§ **Set task**
The entire listing is to be repeated verbatim.

==============================

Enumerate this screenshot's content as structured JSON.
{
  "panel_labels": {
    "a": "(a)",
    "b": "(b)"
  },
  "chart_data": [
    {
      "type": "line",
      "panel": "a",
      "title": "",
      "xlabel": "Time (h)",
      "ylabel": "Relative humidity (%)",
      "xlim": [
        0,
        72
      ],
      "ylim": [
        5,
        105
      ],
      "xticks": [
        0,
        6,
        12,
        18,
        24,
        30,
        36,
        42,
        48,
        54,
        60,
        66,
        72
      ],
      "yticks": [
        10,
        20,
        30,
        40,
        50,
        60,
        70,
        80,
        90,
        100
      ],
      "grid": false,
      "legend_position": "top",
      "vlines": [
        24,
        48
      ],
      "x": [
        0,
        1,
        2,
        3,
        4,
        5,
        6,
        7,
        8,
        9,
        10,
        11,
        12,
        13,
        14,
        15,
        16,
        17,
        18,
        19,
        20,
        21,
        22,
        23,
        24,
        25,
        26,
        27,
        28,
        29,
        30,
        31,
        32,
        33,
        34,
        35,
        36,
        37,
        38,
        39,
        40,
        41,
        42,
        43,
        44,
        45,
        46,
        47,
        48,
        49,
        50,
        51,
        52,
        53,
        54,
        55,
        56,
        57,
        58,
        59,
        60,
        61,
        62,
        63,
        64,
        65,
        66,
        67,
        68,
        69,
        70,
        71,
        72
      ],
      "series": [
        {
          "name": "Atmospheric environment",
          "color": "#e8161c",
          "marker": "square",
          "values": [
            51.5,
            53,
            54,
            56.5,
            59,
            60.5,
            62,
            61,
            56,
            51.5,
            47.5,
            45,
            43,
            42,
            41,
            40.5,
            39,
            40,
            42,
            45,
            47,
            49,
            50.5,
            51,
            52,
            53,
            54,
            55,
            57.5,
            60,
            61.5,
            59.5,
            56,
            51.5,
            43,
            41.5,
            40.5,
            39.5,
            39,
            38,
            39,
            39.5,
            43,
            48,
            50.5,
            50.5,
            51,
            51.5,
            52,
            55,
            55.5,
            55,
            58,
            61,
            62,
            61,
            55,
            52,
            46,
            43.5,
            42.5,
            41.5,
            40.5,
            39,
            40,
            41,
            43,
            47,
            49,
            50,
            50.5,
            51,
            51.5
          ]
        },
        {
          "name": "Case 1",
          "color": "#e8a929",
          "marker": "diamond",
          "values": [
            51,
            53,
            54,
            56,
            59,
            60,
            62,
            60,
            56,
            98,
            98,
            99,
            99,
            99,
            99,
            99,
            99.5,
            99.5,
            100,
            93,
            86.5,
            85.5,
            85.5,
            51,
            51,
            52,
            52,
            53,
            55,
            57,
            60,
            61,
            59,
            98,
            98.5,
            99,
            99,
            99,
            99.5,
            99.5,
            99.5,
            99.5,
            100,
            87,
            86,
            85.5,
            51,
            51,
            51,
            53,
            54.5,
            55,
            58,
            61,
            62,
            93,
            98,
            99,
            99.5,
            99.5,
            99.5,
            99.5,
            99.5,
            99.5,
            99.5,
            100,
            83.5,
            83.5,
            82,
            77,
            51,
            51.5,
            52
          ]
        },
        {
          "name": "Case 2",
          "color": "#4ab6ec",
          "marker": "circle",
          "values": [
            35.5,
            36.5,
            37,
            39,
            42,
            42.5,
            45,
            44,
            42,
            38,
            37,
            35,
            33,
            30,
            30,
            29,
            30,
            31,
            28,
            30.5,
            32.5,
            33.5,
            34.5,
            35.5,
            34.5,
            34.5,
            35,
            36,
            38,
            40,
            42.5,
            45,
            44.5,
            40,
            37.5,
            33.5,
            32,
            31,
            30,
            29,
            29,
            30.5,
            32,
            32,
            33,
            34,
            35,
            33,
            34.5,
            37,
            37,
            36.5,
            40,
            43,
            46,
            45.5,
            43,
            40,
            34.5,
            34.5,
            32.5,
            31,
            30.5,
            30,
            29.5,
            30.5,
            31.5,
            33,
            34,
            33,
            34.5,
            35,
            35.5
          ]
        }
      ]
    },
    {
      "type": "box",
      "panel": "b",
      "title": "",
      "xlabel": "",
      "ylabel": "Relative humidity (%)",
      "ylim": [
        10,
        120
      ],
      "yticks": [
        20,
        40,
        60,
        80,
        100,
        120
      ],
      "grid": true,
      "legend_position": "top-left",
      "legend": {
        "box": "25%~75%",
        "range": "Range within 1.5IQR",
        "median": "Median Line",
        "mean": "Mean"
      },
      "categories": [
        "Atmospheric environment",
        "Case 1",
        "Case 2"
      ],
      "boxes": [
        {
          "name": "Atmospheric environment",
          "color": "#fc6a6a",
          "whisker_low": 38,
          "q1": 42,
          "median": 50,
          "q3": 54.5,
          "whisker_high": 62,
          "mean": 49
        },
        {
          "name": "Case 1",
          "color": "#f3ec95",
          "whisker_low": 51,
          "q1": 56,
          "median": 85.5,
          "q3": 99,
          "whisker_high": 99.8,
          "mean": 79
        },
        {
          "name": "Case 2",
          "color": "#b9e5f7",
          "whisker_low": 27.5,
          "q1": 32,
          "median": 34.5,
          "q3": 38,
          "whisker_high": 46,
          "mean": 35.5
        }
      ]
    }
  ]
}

==============================

§ **Reply to the task**
Enumerate this screenshot's content as structured JSON.
{
  "panel_labels": {
    "a": "(a)",
    "b": "(b)"
  },
  "chart_data": [
    {
      "type": "line",
      "panel": "a",
      "title": "",
      "xlabel": "Time (h)",
      "ylabel": "Relative humidity (%)",
      "xlim": [
        0,
        72
      ],
      "ylim": [
        5,
        105
      ],
      "xticks": [
        0,
        6,
        12,
        18,
        24,
        30,
        36,
        42,
        48,
        54,
        60,
        66,
        72
      ],
      "yticks": [
        10,
        20,
        30,
        40,
        50,
        60,
        70,
        80,
        90,
        100
      ],
      "grid": false,
      "legend_position": "top",
      "vlines": [
        24,
        48
      ],
      "x": [
        0,
        1,
        2,
        3,
        4,
        5,
        6,
        7,
        8,
        9,
        10,
        11,
        12,
        13,
        14,
        15,
        16,
        17,
        18,
        19,
        20,
        21,
        22,
        23,
        24,
        25,
        26,
        27,
        28,
        29,
        30,
        31,
        32,
        33,
        34,
        35,
        36,
        37,
        38,
        39,
        40,
        41,
        42,
        43,
        44,
        45,
        46,
        47,
        48,
        49,
        50,
        51,
        52,
        53,
        54,
        55,
        56,
        57,
        58,
        59,
        60,
        61,
        62,
        63,
        64,
        65,
        66,
        67,
        68,
        69,
        70,
        71,
        72
      ],
      "series": [
        {
          "name": "Atmospheric environment",
          "color": "#e8161c",
          "marker": "square",
          "values": [
            51.5,
            53,
            54,
            56.5,
            59,
            60.5,
            62,
            61,
            56,
            51.5,
            47.5,
            45,
            43,
            42,
            41,
            40.5,
            39,
            40,
            42,
            45,
            47,
            49,
            50.5,
            51,
            52,
            53,
            54,
            55,
            57.5,
            60,
            61.5,
            59.5,
            56,
            51.5,
            43,
            41.5,
            40.5,
            39.5,
            39,
            38,
            39,
            39.5,
            43,
            48,
            50.5,
            50.5,
            51,
            51.5,
            52,
            55,
            55.5,
            55,
            58,
            61,
            62,
            61,
            55,
            52,
            46,
            43.5,
            42.5,
            41.5,
            40.5,
            39,
            40,
            41,
            43,
            47,
            49,
            50,
            50.5,
            51,
            51.5
          ]
        },
        {
          "name": "Case 1",
          "color": "#e8a929",
          "marker": "diamond",
          "values": [
            51,
            53,
            54,
            56,
            59,
            60,
            62,
            60,
            56,
            98,
            98,
            99,
            99,
            99,
            99,
            99,
            99.5,
            99.5,
            100,
            93,
            86.5,
            85.5,
            85.5,
            51,
            51,
            52,
            52,
            53,
            55,
            57,
            60,
            61,
            59,
            98,
            98.5,
            99,
            99,
            99,
            99.5,
            99.5,
            99.5,
            99.5,
            100,
            87,
            86,
            85.5,
            51,
            51,
            51,
            53,
            54.5,
            55,
            58,
            61,
            62,
            93,
            98,
            99,
            99.5,
            99.5,
            99.5,
            99.5,
            99.5,
            99.5,
            99.5,
            100,
            83.5,
            83.5,
            82,
            77,
            51,
            51.5,
            52
          ]
        },
        {
          "name": "Case 2",
          "color": "#4ab6ec",
          "marker": "circle",
          "values": [
            35.5,
            36.5,
            37,
            39,
            42,
            42.5,
            45,
            44,
            42,
            38,
            37,
            35,
            33,
            30,
            30,
            29,
            30,
            31,
            28,
            30.5,
            32.5,
            33.5,
            34.5,
            35.5,
            34.5,
            34.5,
            35,
            36,
            38,
            40,
            42.5,
            45,
            44.5,
            40,
            37.5,
            33.5,
            32,
            31,
            30,
            29,
            29,
            30.5,
            32,
            32,
            33,
            34,
            35,
            33,
            34.5,
            37,
            37,
            36.5,
            40,
            43,
            46,
            45.5,
            43,
            40,
            34.5,
            34.5,
            32.5,
            31,
            30.5,
            30,
            29.5,
            30.5,
            31.5,
            33,
            34,
            33,
            34.5,
            35,
            35.5
          ]
        }
      ]
    },
    {
      "type": "box",
      "panel": "b",
      "title": "",
      "xlabel": "",
      "ylabel": "Relative humidity (%)",
      "ylim": [
        10,
        120
      ],
      "yticks": [
        20,
        40,
        60,
        80,
        100,
        120
      ],
      "grid": true,
      "legend_position": "top-left",
      "legend": {
        "box": "25%~75%",
        "range": "Range within 1.5IQR",
        "median": "Median Line",
        "mean": "Mean"
      },
      "categories": [
        "Atmospheric environment",
        "Case 1",
        "Case 2"
      ],
      "boxes": [
        {
          "name": "Atmospheric environment",
          "color": "#fc6a6a",
          "whisker_low": 38,
          "q1": 42,
          "median": 50,
          "q3": 54.5,
          "whisker_high": 62,
          "mean": 49
        },
        {
          "name": "Case 1",
          "color": "#f3ec95",
          "whisker_low": 51,
          "q1": 56,
          "median": 85.5,
          "q3": 99,
          "whisker_high": 99.8,
          "mean": 79
        },
        {
          "name": "Case 2",
          "color": "#b9e5f7",
          "whisker_low": 27.5,
          "q1": 32,
          "median": 34.5,
          "q3": 38,
          "whisker_high": 46,
          "mean": 35.5
        }
      ]
    }
  ]
}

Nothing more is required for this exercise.